(Raw records)
↓

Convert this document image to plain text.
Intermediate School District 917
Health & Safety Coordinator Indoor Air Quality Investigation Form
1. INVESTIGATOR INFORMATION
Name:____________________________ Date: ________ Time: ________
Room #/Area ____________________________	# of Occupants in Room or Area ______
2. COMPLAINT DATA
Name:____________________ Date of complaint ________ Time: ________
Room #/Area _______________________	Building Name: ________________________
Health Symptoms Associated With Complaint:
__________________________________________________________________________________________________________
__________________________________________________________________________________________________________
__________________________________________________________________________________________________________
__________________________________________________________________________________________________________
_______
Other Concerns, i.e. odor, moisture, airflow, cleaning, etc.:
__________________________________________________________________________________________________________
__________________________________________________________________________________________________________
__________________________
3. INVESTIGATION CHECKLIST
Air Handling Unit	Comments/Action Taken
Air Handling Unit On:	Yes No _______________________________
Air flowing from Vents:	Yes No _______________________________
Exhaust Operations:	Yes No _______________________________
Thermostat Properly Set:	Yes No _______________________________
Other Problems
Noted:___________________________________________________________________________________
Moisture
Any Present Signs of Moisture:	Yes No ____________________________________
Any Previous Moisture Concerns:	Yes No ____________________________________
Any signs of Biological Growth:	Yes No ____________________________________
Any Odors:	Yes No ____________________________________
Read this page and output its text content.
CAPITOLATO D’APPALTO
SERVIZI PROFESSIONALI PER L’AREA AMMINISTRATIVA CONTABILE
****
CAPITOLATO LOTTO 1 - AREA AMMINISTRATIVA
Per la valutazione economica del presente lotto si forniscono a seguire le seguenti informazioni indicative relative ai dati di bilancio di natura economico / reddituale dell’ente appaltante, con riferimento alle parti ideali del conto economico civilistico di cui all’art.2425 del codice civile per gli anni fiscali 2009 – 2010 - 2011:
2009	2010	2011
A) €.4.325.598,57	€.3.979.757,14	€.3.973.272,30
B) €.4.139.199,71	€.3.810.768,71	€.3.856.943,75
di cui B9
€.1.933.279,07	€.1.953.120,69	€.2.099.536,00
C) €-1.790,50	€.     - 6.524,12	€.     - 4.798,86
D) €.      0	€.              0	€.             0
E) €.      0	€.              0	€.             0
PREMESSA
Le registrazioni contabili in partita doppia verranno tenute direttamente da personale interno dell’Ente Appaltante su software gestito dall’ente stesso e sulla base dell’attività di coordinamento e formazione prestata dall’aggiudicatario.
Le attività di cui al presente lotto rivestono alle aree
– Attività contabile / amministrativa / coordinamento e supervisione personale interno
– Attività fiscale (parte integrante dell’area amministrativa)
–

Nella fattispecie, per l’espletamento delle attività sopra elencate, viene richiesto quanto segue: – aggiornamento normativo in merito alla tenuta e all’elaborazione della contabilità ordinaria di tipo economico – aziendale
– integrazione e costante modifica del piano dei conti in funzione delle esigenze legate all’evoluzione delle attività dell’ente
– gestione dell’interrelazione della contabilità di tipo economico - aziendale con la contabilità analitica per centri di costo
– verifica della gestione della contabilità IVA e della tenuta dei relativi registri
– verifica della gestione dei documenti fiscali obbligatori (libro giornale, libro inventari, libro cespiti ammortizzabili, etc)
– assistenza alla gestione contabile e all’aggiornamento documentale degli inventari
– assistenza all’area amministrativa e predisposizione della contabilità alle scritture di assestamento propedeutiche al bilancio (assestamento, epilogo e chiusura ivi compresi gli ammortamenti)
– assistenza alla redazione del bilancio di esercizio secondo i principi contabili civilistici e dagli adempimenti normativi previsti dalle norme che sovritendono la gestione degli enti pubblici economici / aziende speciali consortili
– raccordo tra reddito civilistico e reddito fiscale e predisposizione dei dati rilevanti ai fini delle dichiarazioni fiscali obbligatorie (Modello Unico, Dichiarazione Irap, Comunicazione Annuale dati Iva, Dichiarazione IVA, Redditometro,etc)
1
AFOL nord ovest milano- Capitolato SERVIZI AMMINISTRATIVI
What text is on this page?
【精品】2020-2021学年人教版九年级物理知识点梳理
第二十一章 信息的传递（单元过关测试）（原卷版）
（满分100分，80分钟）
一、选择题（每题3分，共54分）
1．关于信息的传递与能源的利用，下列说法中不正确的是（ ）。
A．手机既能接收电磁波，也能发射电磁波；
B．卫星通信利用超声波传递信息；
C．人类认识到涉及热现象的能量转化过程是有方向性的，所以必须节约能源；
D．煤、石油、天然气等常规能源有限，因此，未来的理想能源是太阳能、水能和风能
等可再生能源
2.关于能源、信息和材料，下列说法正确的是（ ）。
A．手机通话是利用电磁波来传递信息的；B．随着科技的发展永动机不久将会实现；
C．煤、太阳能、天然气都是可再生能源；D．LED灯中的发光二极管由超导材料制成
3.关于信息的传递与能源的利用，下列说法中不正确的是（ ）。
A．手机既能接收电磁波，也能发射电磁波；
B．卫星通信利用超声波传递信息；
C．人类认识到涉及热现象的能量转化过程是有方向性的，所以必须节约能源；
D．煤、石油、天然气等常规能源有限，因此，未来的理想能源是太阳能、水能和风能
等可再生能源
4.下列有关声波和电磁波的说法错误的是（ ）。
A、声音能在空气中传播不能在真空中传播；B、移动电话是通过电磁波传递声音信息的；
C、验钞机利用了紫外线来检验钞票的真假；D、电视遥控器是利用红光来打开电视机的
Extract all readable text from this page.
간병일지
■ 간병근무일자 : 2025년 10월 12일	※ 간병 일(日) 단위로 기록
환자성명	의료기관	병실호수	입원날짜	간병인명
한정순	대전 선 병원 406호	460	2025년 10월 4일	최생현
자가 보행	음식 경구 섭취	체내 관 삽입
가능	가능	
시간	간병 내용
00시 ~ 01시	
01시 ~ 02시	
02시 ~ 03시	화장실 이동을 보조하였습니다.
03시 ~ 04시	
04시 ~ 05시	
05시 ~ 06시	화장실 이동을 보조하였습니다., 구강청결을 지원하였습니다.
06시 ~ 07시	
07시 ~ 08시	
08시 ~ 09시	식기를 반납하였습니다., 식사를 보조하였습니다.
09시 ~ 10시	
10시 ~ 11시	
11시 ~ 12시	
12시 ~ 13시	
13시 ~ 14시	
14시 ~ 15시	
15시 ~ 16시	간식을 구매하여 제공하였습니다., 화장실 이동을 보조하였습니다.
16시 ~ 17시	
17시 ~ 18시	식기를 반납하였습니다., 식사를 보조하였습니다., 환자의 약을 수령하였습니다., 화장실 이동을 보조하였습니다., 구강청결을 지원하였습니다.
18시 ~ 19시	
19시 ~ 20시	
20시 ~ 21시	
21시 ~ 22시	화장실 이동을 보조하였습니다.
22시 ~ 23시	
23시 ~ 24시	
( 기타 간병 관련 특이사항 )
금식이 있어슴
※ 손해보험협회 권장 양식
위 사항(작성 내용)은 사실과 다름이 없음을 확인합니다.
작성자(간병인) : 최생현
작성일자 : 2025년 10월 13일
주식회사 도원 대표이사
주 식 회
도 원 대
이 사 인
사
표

↑

Count the lines that hold the string "inventari" and state that number alone.

2